Directions for this task:
Transcribe the entries exactly. Omit the pictures.
── Excerpted data ──
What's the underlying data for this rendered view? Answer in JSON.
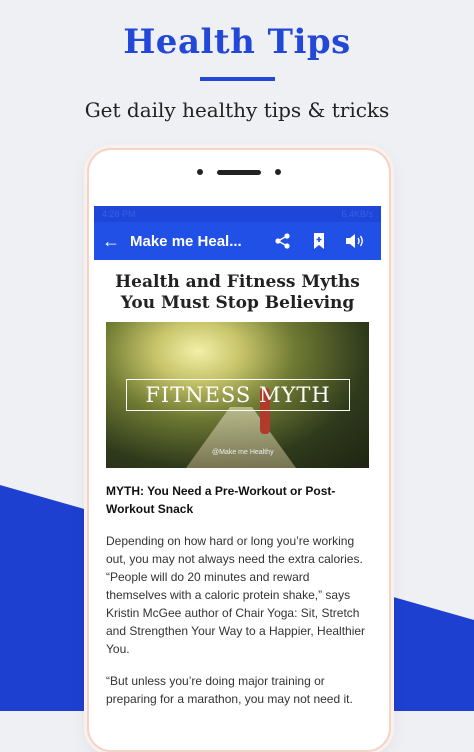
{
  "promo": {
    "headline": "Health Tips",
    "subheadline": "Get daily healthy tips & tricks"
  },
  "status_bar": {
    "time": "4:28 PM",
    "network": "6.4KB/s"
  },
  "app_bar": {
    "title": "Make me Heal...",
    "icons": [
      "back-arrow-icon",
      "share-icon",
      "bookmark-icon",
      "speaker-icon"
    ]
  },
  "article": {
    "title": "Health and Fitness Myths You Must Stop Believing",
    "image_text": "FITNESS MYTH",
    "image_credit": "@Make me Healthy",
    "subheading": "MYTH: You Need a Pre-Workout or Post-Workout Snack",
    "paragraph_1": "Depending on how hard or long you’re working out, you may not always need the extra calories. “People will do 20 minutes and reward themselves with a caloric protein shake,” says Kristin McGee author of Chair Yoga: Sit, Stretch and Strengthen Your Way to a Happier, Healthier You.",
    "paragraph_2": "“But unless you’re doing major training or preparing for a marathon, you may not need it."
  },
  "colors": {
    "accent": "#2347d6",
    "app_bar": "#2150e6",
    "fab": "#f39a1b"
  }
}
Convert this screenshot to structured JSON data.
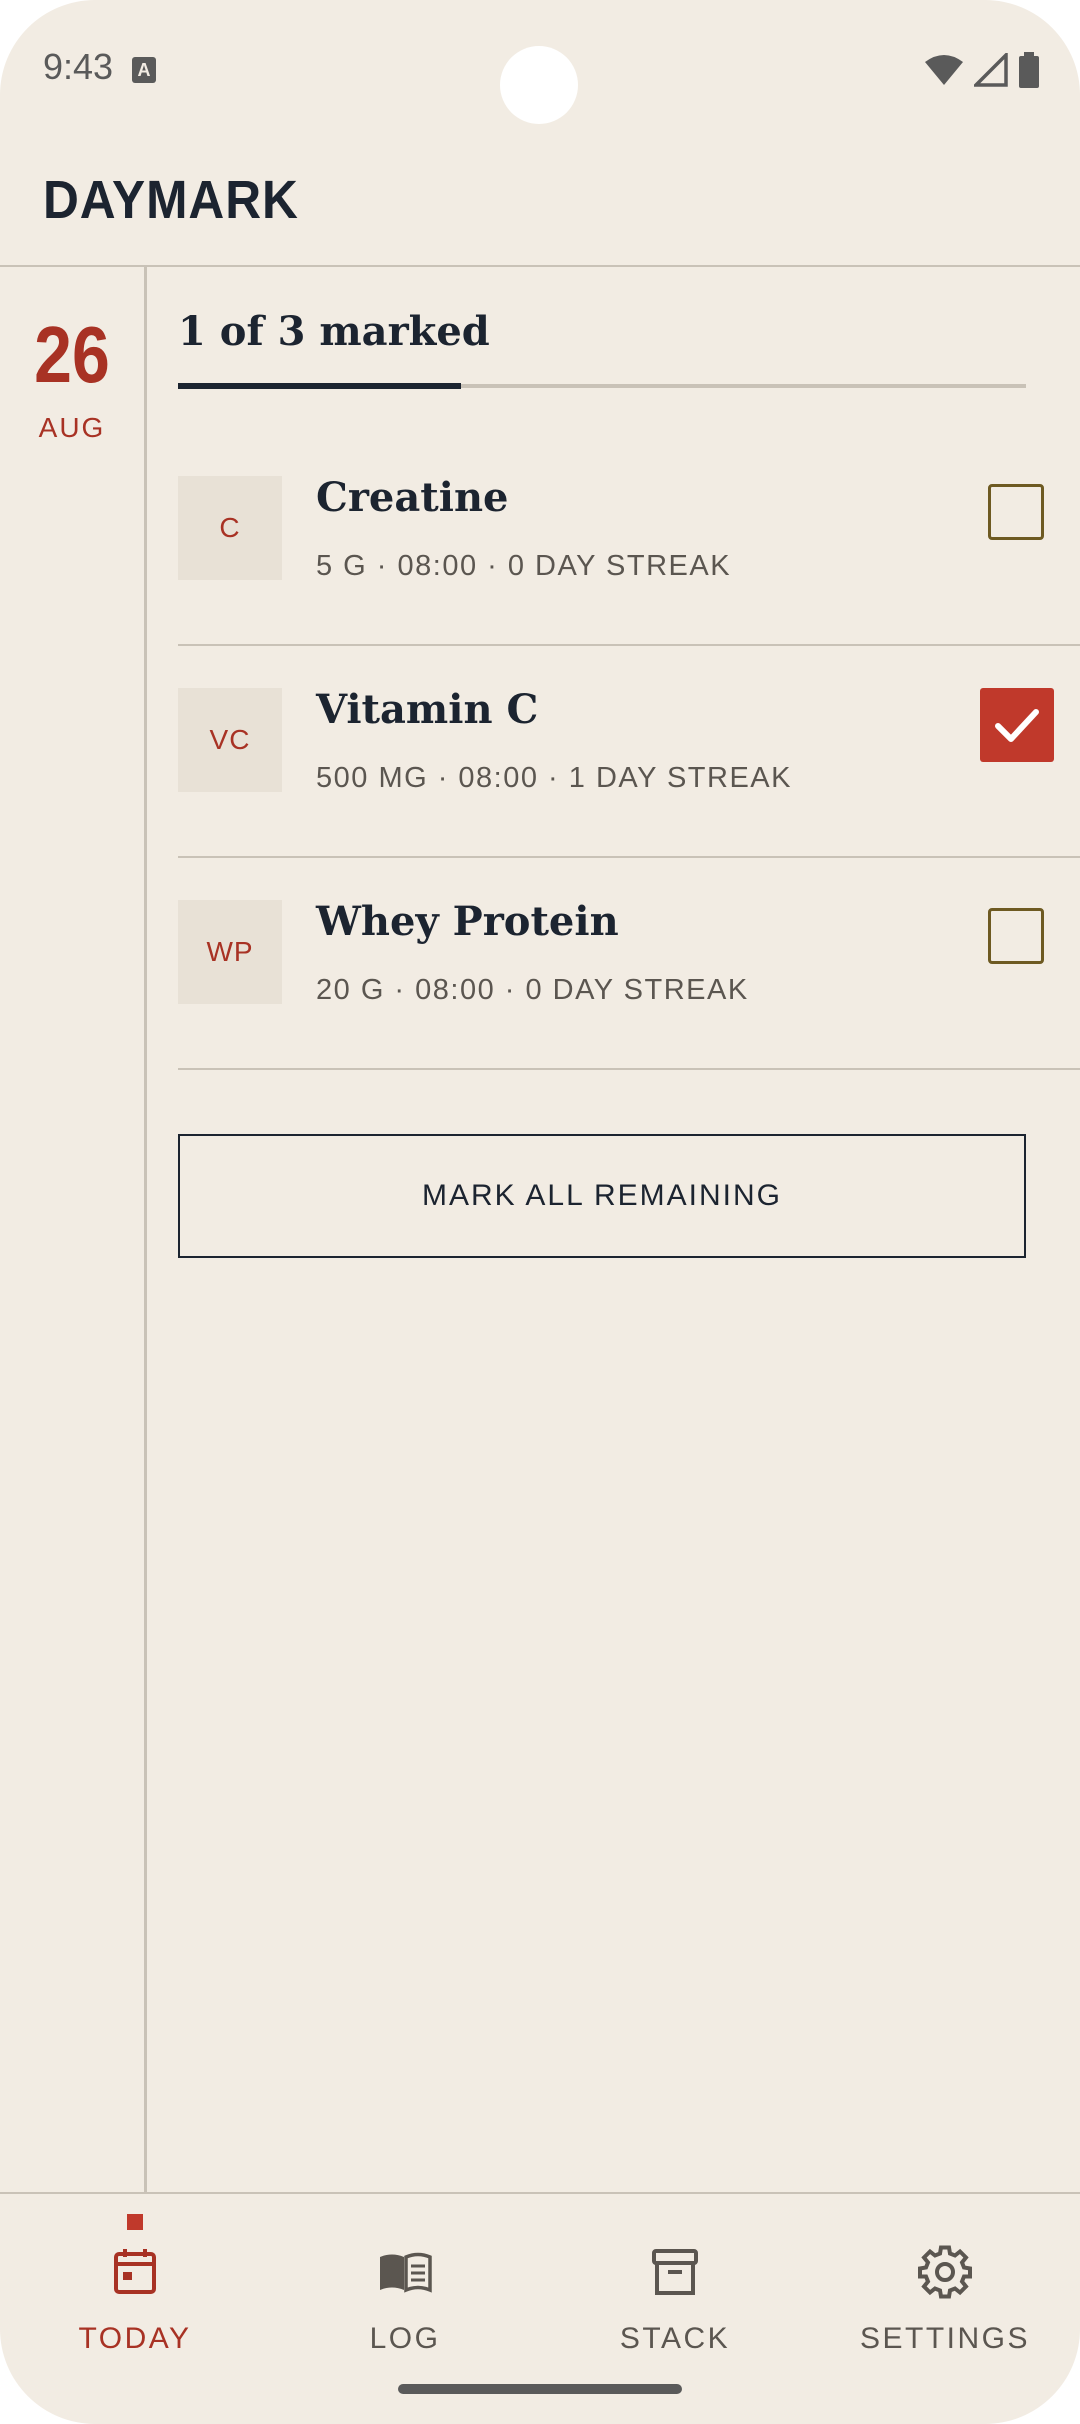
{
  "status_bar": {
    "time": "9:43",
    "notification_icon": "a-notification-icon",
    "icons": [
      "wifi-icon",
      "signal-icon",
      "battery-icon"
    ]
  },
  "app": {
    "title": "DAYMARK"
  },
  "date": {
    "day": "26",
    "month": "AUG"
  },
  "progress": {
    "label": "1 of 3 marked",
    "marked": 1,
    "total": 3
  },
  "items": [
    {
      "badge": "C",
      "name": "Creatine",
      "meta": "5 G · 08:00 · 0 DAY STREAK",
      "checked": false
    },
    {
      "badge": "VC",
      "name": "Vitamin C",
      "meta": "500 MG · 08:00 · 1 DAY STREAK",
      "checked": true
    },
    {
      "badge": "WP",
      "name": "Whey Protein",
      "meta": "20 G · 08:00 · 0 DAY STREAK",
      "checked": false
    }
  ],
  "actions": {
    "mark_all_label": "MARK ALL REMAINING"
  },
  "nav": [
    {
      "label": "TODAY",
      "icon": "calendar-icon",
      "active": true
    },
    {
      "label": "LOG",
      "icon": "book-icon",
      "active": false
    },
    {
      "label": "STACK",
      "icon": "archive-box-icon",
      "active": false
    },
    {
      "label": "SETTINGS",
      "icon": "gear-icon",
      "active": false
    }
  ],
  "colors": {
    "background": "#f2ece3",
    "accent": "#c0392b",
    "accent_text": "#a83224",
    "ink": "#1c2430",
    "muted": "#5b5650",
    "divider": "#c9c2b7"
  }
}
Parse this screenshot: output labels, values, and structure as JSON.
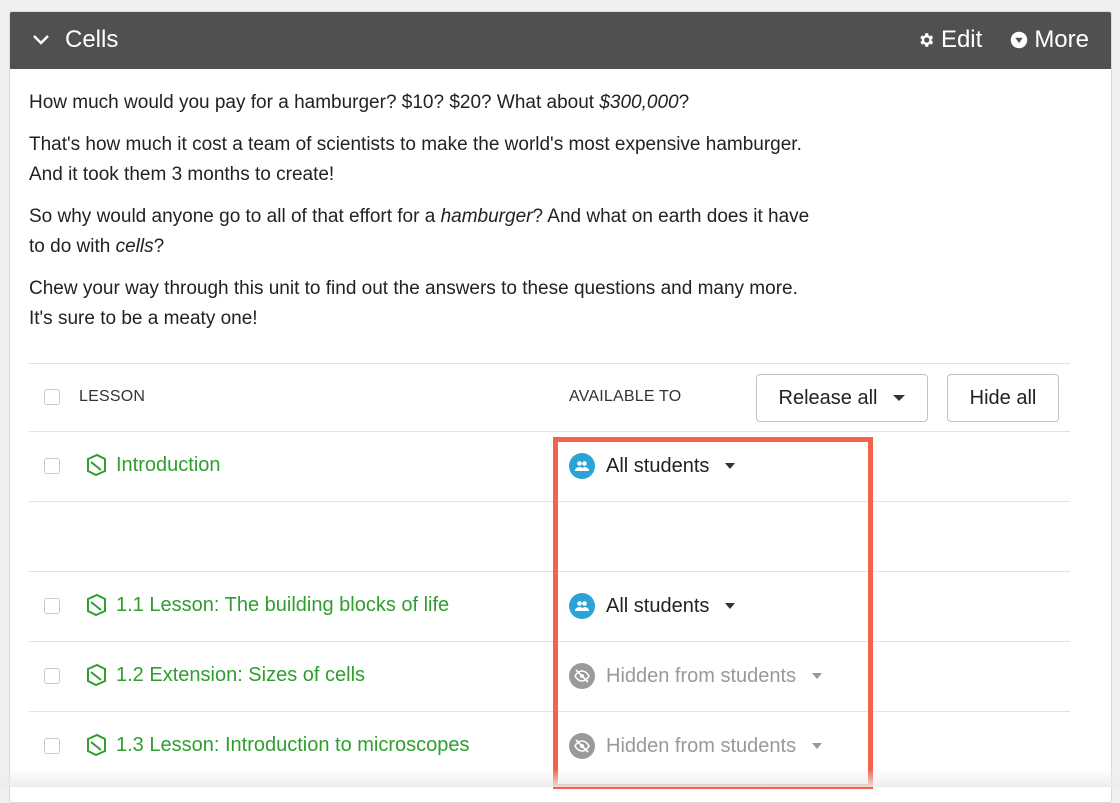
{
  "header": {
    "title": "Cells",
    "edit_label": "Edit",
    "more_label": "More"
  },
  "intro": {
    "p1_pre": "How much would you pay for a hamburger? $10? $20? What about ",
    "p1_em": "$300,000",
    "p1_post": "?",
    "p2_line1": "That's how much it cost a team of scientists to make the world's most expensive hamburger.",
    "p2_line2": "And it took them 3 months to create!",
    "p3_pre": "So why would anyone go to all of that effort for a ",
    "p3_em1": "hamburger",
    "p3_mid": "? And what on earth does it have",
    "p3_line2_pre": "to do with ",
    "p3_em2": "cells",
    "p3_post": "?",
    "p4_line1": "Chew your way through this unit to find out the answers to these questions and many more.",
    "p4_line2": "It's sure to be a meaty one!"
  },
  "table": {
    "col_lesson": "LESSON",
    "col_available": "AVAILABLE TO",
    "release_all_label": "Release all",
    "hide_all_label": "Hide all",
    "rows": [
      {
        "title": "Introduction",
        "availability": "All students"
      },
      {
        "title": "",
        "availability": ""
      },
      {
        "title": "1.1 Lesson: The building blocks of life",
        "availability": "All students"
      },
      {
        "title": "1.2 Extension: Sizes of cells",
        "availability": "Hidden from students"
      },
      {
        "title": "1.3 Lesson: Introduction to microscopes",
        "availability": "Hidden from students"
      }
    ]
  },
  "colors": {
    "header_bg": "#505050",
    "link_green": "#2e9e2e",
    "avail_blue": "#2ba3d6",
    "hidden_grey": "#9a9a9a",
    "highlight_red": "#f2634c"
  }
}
───
Response to the task:
What's the underlying data for this rendered view? Answer in JSON.
{
  "promo": {
    "headline": "Health Tips",
    "subheadline": "Get daily healthy tips & tricks"
  },
  "status_bar": {
    "time": "4:28 PM",
    "network": "6.4KB/s"
  },
  "app_bar": {
    "title": "Make me Heal...",
    "icons": [
      "back-arrow-icon",
      "share-icon",
      "bookmark-icon",
      "speaker-icon"
    ]
  },
  "article": {
    "title": "Health and Fitness Myths You Must Stop Believing",
    "image_text": "FITNESS MYTH",
    "image_credit": "@Make me Healthy",
    "subheading": "MYTH: You Need a Pre-Workout or Post-Workout Snack",
    "paragraph_1": "Depending on how hard or long you’re working out, you may not always need the extra calories. “People will do 20 minutes and reward themselves with a caloric protein shake,” says Kristin McGee author of Chair Yoga: Sit, Stretch and Strengthen Your Way to a Happier, Healthier You.",
    "paragraph_2": "“But unless you’re doing major training or preparing for a marathon, you may not need it."
  },
  "colors": {
    "accent": "#2347d6",
    "app_bar": "#2150e6",
    "fab": "#f39a1b"
  }
}
Convert this screenshot to structured JSON data.
{
  "status_bar": {
    "time": "9:43",
    "notification_icon": "a-notification-icon",
    "icons": [
      "wifi-icon",
      "signal-icon",
      "battery-icon"
    ]
  },
  "app": {
    "title": "DAYMARK"
  },
  "date": {
    "day": "26",
    "month": "AUG"
  },
  "progress": {
    "label": "1 of 3 marked",
    "marked": 1,
    "total": 3
  },
  "items": [
    {
      "badge": "C",
      "name": "Creatine",
      "meta": "5 G · 08:00 · 0 DAY STREAK",
      "checked": false
    },
    {
      "badge": "VC",
      "name": "Vitamin C",
      "meta": "500 MG · 08:00 · 1 DAY STREAK",
      "checked": true
    },
    {
      "badge": "WP",
      "name": "Whey Protein",
      "meta": "20 G · 08:00 · 0 DAY STREAK",
      "checked": false
    }
  ],
  "actions": {
    "mark_all_label": "MARK ALL REMAINING"
  },
  "nav": [
    {
      "label": "TODAY",
      "icon": "calendar-icon",
      "active": true
    },
    {
      "label": "LOG",
      "icon": "book-icon",
      "active": false
    },
    {
      "label": "STACK",
      "icon": "archive-box-icon",
      "active": false
    },
    {
      "label": "SETTINGS",
      "icon": "gear-icon",
      "active": false
    }
  ],
  "colors": {
    "background": "#f2ece3",
    "accent": "#c0392b",
    "accent_text": "#a83224",
    "ink": "#1c2430",
    "muted": "#5b5650",
    "divider": "#c9c2b7"
  }
}
Parse this screenshot: output labels, values, and structure as JSON.
{
  "header": {
    "title": "Cells",
    "edit_label": "Edit",
    "more_label": "More"
  },
  "intro": {
    "p1_pre": "How much would you pay for a hamburger? $10? $20? What about ",
    "p1_em": "$300,000",
    "p1_post": "?",
    "p2_line1": "That's how much it cost a team of scientists to make the world's most expensive hamburger.",
    "p2_line2": "And it took them 3 months to create!",
    "p3_pre": "So why would anyone go to all of that effort for a ",
    "p3_em1": "hamburger",
    "p3_mid": "? And what on earth does it have",
    "p3_line2_pre": "to do with ",
    "p3_em2": "cells",
    "p3_post": "?",
    "p4_line1": "Chew your way through this unit to find out the answers to these questions and many more.",
    "p4_line2": "It's sure to be a meaty one!"
  },
  "table": {
    "col_lesson": "LESSON",
    "col_available": "AVAILABLE TO",
    "release_all_label": "Release all",
    "hide_all_label": "Hide all",
    "rows": [
      {
        "title": "Introduction",
        "availability": "All students"
      },
      {
        "title": "",
        "availability": ""
      },
      {
        "title": "1.1 Lesson: The building blocks of life",
        "availability": "All students"
      },
      {
        "title": "1.2 Extension: Sizes of cells",
        "availability": "Hidden from students"
      },
      {
        "title": "1.3 Lesson: Introduction to microscopes",
        "availability": "Hidden from students"
      }
    ]
  },
  "colors": {
    "header_bg": "#505050",
    "link_green": "#2e9e2e",
    "avail_blue": "#2ba3d6",
    "hidden_grey": "#9a9a9a",
    "highlight_red": "#f2634c"
  }
}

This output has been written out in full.